Goal: Exclude images, then output the remaining data verbatim.
================================
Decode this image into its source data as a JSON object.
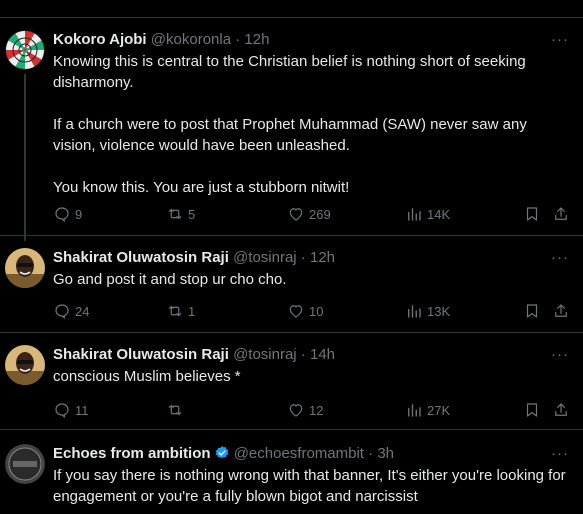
{
  "tweets": [
    {
      "name": "Kokoro Ajobi",
      "handle": "@kokoronla",
      "time": "12h",
      "more": "···",
      "paragraphs": [
        "Knowing this is central to the Christian belief is nothing short of seeking disharmony.",
        "If a church were to post that Prophet Muhammad (SAW) never saw any vision, violence would have been unleashed.",
        "You know this. You are just a stubborn nitwit!"
      ],
      "replies": "9",
      "reposts": "5",
      "likes": "269",
      "views": "14K"
    },
    {
      "name": "Shakirat Oluwatosin Raji",
      "handle": "@tosinraj",
      "time": "12h",
      "more": "···",
      "paragraphs": [
        "Go and post it and stop ur cho cho."
      ],
      "replies": "24",
      "reposts": "1",
      "likes": "10",
      "views": "13K"
    },
    {
      "name": "Shakirat Oluwatosin Raji",
      "handle": "@tosinraj",
      "time": "14h",
      "more": "···",
      "paragraphs": [
        "conscious Muslim believes *"
      ],
      "replies": "11",
      "reposts": "",
      "likes": "12",
      "views": "27K"
    },
    {
      "name": "Echoes from ambition",
      "handle": "@echoesfromambit",
      "time": "3h",
      "more": "···",
      "verified": true,
      "avatar_text": "ECHOES FROM AMBITION",
      "paragraphs": [
        "If you say there is nothing wrong with that banner, It's either you're looking for engagement or you're a fully blown bigot and narcissist"
      ]
    }
  ],
  "separator": " · ",
  "colors": {
    "bg": "#000000",
    "text": "#e7e9ea",
    "muted": "#71767b",
    "border": "#2f3336",
    "verified": "#1d9bf0"
  }
}
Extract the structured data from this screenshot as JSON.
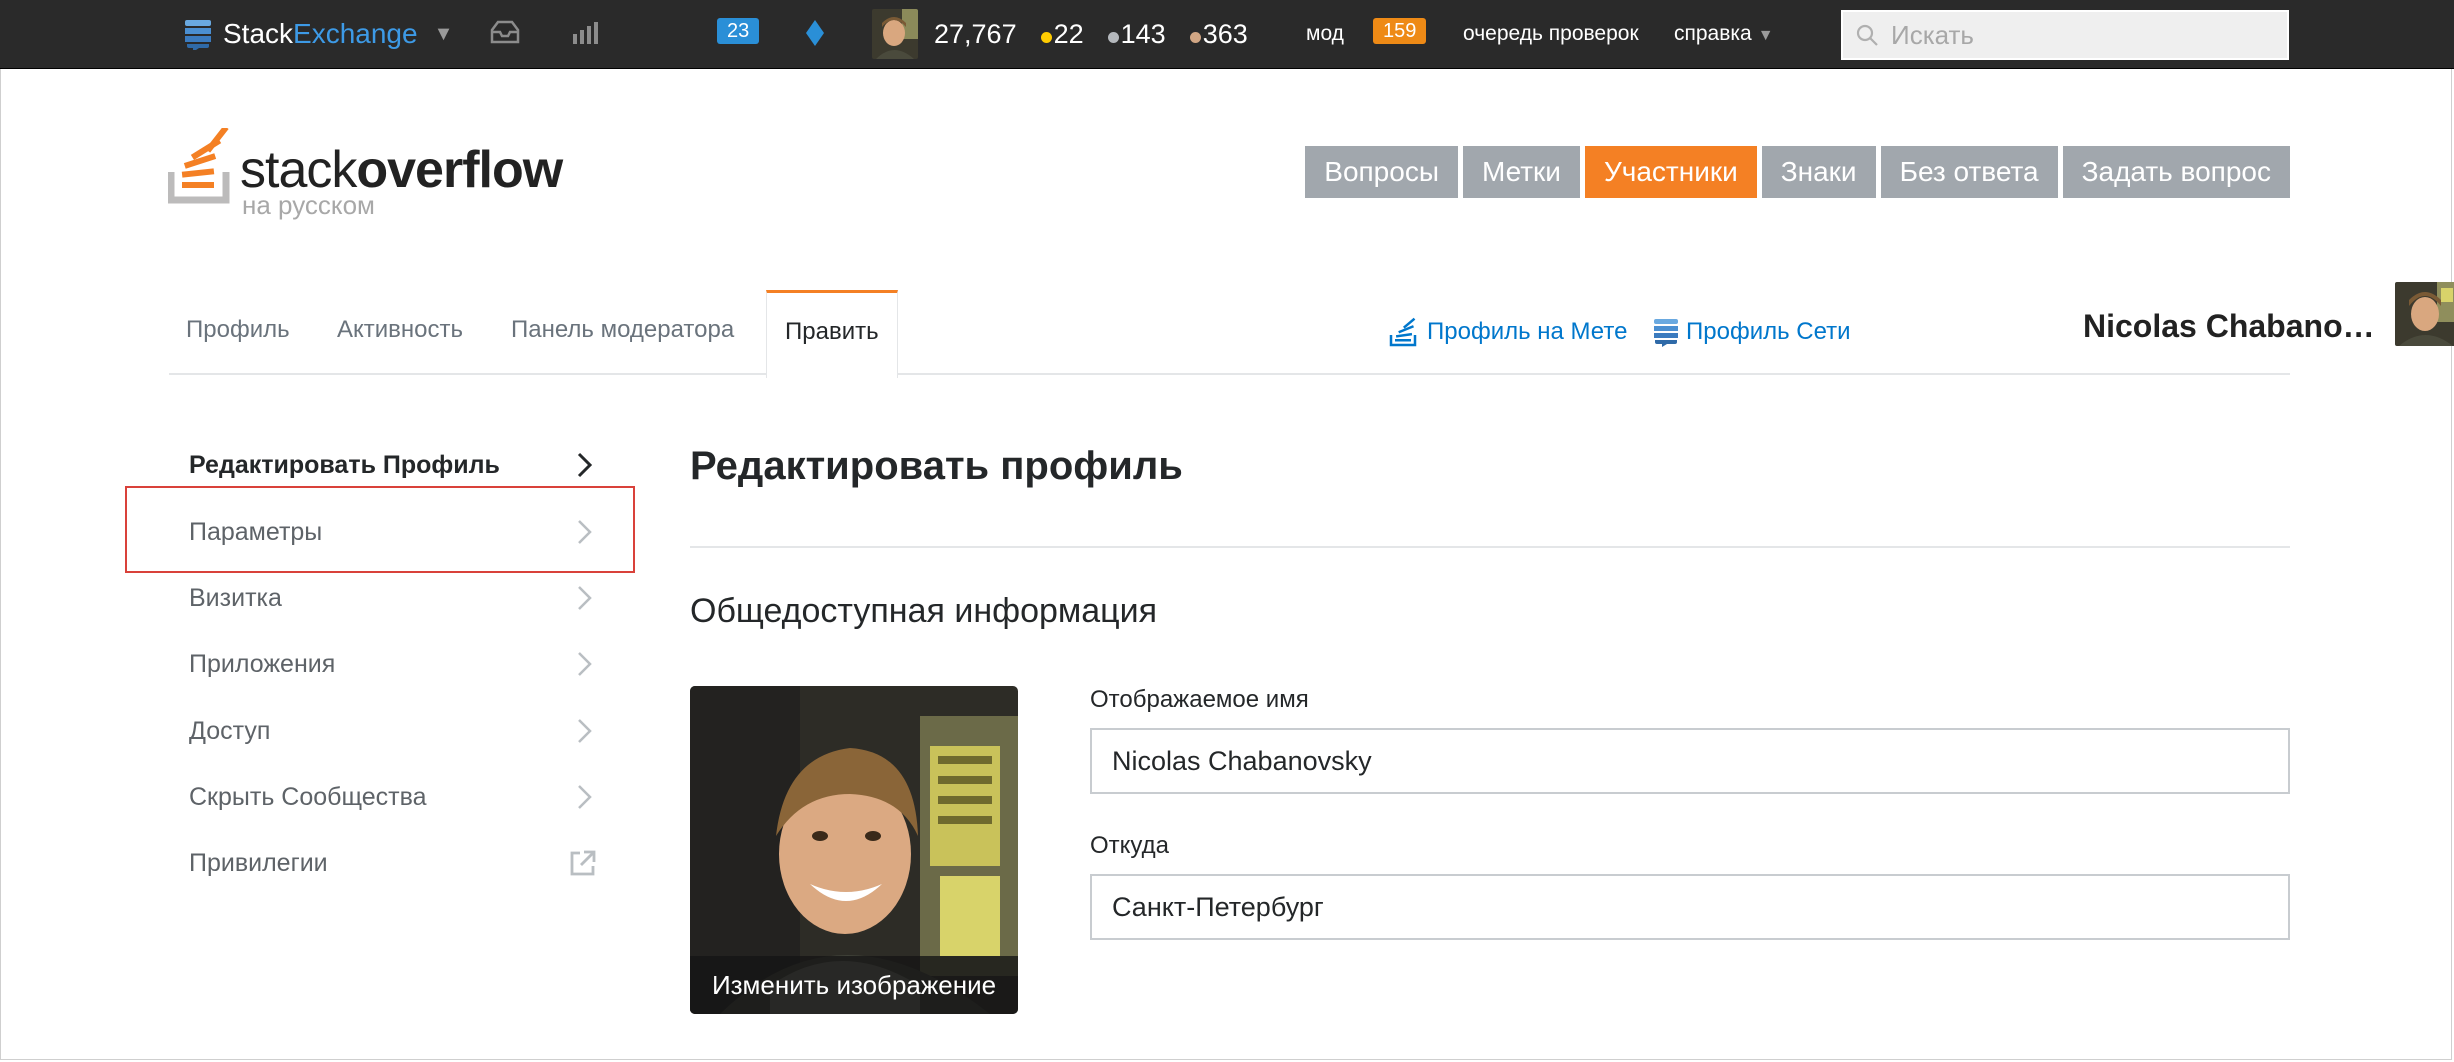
{
  "topbar": {
    "brand_part1": "Stack",
    "brand_part2": "Exchange",
    "inbox_icon": "inbox-icon",
    "achievements_icon": "achievements-icon",
    "review_badge": "23",
    "diamond_icon": "moderator-diamond-icon",
    "reputation": "27,767",
    "gold_badges": "22",
    "silver_badges": "143",
    "bronze_badges": "363",
    "mod_label": "мод",
    "mod_count": "159",
    "review_queue_label": "очередь проверок",
    "help_label": "справка",
    "search_placeholder": "Искать",
    "search_value": ""
  },
  "header": {
    "logo_word_light": "stack",
    "logo_word_bold": "overflow",
    "logo_sub": "на русском",
    "nav": [
      {
        "label": "Вопросы",
        "active": false
      },
      {
        "label": "Метки",
        "active": false
      },
      {
        "label": "Участники",
        "active": true
      },
      {
        "label": "Знаки",
        "active": false
      },
      {
        "label": "Без ответа",
        "active": false
      },
      {
        "label": "Задать вопрос",
        "active": false
      }
    ]
  },
  "profile_tabs": {
    "tabs": [
      {
        "label": "Профиль"
      },
      {
        "label": "Активность"
      },
      {
        "label": "Панель модератора"
      },
      {
        "label": "Править"
      }
    ],
    "active_tab": "Править",
    "meta_profile_link": "Профиль на Мете",
    "network_profile_link": "Профиль Сети",
    "user_name": "Nicolas Chabano…"
  },
  "sidebar": {
    "items": [
      {
        "label": "Редактировать Профиль",
        "icon": "chevron-right-icon"
      },
      {
        "label": "Параметры",
        "icon": "chevron-right-icon"
      },
      {
        "label": "Визитка",
        "icon": "chevron-right-icon"
      },
      {
        "label": "Приложения",
        "icon": "chevron-right-icon"
      },
      {
        "label": "Доступ",
        "icon": "chevron-right-icon"
      },
      {
        "label": "Скрыть Сообщества",
        "icon": "chevron-right-icon"
      },
      {
        "label": "Привилегии",
        "icon": "external-link-icon"
      }
    ],
    "active_item": "Редактировать Профиль",
    "highlighted_item": "Параметры"
  },
  "main": {
    "page_title": "Редактировать профиль",
    "section_title": "Общедоступная информация",
    "change_image_label": "Изменить изображение",
    "display_name_label": "Отображаемое имя",
    "display_name_value": "Nicolas Chabanovsky",
    "location_label": "Откуда",
    "location_value": "Санкт-Петербург"
  },
  "colors": {
    "topbar_bg": "#2a2a2a",
    "accent_orange": "#f48024",
    "nav_gray": "#a1a7ad",
    "link_blue": "#0077cc",
    "highlight_red": "#d9413a"
  }
}
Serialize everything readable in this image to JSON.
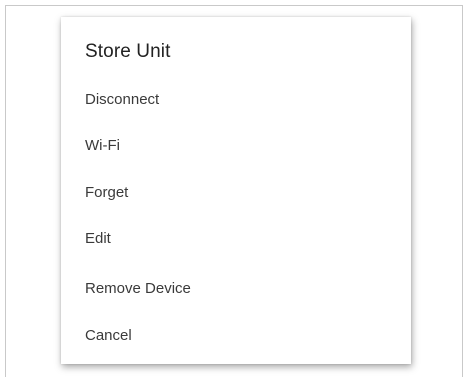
{
  "dialog": {
    "title": "Store Unit",
    "items": [
      {
        "label": "Disconnect"
      },
      {
        "label": "Wi-Fi"
      },
      {
        "label": "Forget"
      },
      {
        "label": "Edit"
      },
      {
        "label": "Remove Device"
      },
      {
        "label": "Cancel"
      }
    ]
  }
}
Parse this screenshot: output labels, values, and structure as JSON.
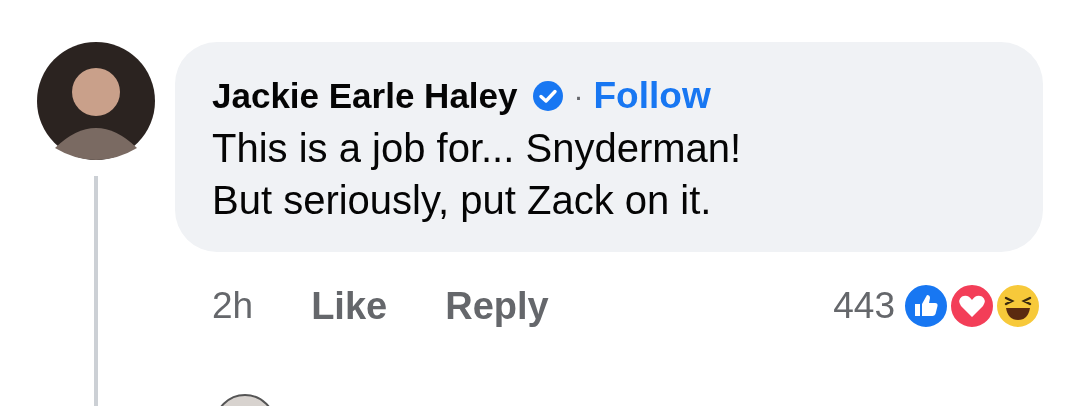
{
  "comment": {
    "author": "Jackie Earle Haley",
    "verified": true,
    "separator": "·",
    "follow": "Follow",
    "lines": [
      "This is a job for... Snyderman!",
      "But seriously, put Zack on it."
    ],
    "time": "2h",
    "actions": [
      "Like",
      "Reply"
    ],
    "reaction_count": "443",
    "reactions": [
      {
        "kind": "like"
      },
      {
        "kind": "love"
      },
      {
        "kind": "haha"
      }
    ]
  }
}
================================
Exercise output:
Decode this image into its source data as a JSON object.
{
  "tweets": [
    {
      "name": "Kokoro Ajobi",
      "handle": "@kokoronla",
      "time": "12h",
      "more": "···",
      "paragraphs": [
        "Knowing this is central to the Christian belief is nothing short of seeking disharmony.",
        "If a church were to post that Prophet Muhammad (SAW) never saw any vision, violence would have been unleashed.",
        "You know this. You are just a stubborn nitwit!"
      ],
      "replies": "9",
      "reposts": "5",
      "likes": "269",
      "views": "14K"
    },
    {
      "name": "Shakirat Oluwatosin Raji",
      "handle": "@tosinraj",
      "time": "12h",
      "more": "···",
      "paragraphs": [
        "Go and post it and stop ur cho cho."
      ],
      "replies": "24",
      "reposts": "1",
      "likes": "10",
      "views": "13K"
    },
    {
      "name": "Shakirat Oluwatosin Raji",
      "handle": "@tosinraj",
      "time": "14h",
      "more": "···",
      "paragraphs": [
        "conscious Muslim believes *"
      ],
      "replies": "11",
      "reposts": "",
      "likes": "12",
      "views": "27K"
    },
    {
      "name": "Echoes from ambition",
      "handle": "@echoesfromambit",
      "time": "3h",
      "more": "···",
      "verified": true,
      "avatar_text": "ECHOES FROM AMBITION",
      "paragraphs": [
        "If you say there is nothing wrong with that banner, It's either you're looking for engagement or you're a fully blown bigot and narcissist"
      ]
    }
  ],
  "separator": " · ",
  "colors": {
    "bg": "#000000",
    "text": "#e7e9ea",
    "muted": "#71767b",
    "border": "#2f3336",
    "verified": "#1d9bf0"
  }
}
Extract the structured data from this screenshot as JSON.
{
  "topbar": {
    "brand_part1": "Stack",
    "brand_part2": "Exchange",
    "inbox_icon": "inbox-icon",
    "achievements_icon": "achievements-icon",
    "review_badge": "23",
    "diamond_icon": "moderator-diamond-icon",
    "reputation": "27,767",
    "gold_badges": "22",
    "silver_badges": "143",
    "bronze_badges": "363",
    "mod_label": "мод",
    "mod_count": "159",
    "review_queue_label": "очередь проверок",
    "help_label": "справка",
    "search_placeholder": "Искать",
    "search_value": ""
  },
  "header": {
    "logo_word_light": "stack",
    "logo_word_bold": "overflow",
    "logo_sub": "на русском",
    "nav": [
      {
        "label": "Вопросы",
        "active": false
      },
      {
        "label": "Метки",
        "active": false
      },
      {
        "label": "Участники",
        "active": true
      },
      {
        "label": "Знаки",
        "active": false
      },
      {
        "label": "Без ответа",
        "active": false
      },
      {
        "label": "Задать вопрос",
        "active": false
      }
    ]
  },
  "profile_tabs": {
    "tabs": [
      {
        "label": "Профиль"
      },
      {
        "label": "Активность"
      },
      {
        "label": "Панель модератора"
      },
      {
        "label": "Править"
      }
    ],
    "active_tab": "Править",
    "meta_profile_link": "Профиль на Мете",
    "network_profile_link": "Профиль Сети",
    "user_name": "Nicolas Chabano…"
  },
  "sidebar": {
    "items": [
      {
        "label": "Редактировать Профиль",
        "icon": "chevron-right-icon"
      },
      {
        "label": "Параметры",
        "icon": "chevron-right-icon"
      },
      {
        "label": "Визитка",
        "icon": "chevron-right-icon"
      },
      {
        "label": "Приложения",
        "icon": "chevron-right-icon"
      },
      {
        "label": "Доступ",
        "icon": "chevron-right-icon"
      },
      {
        "label": "Скрыть Сообщества",
        "icon": "chevron-right-icon"
      },
      {
        "label": "Привилегии",
        "icon": "external-link-icon"
      }
    ],
    "active_item": "Редактировать Профиль",
    "highlighted_item": "Параметры"
  },
  "main": {
    "page_title": "Редактировать профиль",
    "section_title": "Общедоступная информация",
    "change_image_label": "Изменить изображение",
    "display_name_label": "Отображаемое имя",
    "display_name_value": "Nicolas Chabanovsky",
    "location_label": "Откуда",
    "location_value": "Санкт-Петербург"
  },
  "colors": {
    "topbar_bg": "#2a2a2a",
    "accent_orange": "#f48024",
    "nav_gray": "#a1a7ad",
    "link_blue": "#0077cc",
    "highlight_red": "#d9413a"
  }
}
Serialize everything readable in this image to JSON.
{
  "dialog": {
    "title": "Store Unit",
    "items": [
      {
        "label": "Disconnect"
      },
      {
        "label": "Wi-Fi"
      },
      {
        "label": "Forget"
      },
      {
        "label": "Edit"
      },
      {
        "label": "Remove Device"
      },
      {
        "label": "Cancel"
      }
    ]
  }
}
Parse this screenshot: output labels, values, and structure as JSON.
{
  "comment": {
    "author": "Jackie Earle Haley",
    "verified": true,
    "separator": "·",
    "follow": "Follow",
    "lines": [
      "This is a job for... Snyderman!",
      "But seriously, put Zack on it."
    ],
    "time": "2h",
    "actions": [
      "Like",
      "Reply"
    ],
    "reaction_count": "443",
    "reactions": [
      {
        "kind": "like"
      },
      {
        "kind": "love"
      },
      {
        "kind": "haha"
      }
    ]
  }
}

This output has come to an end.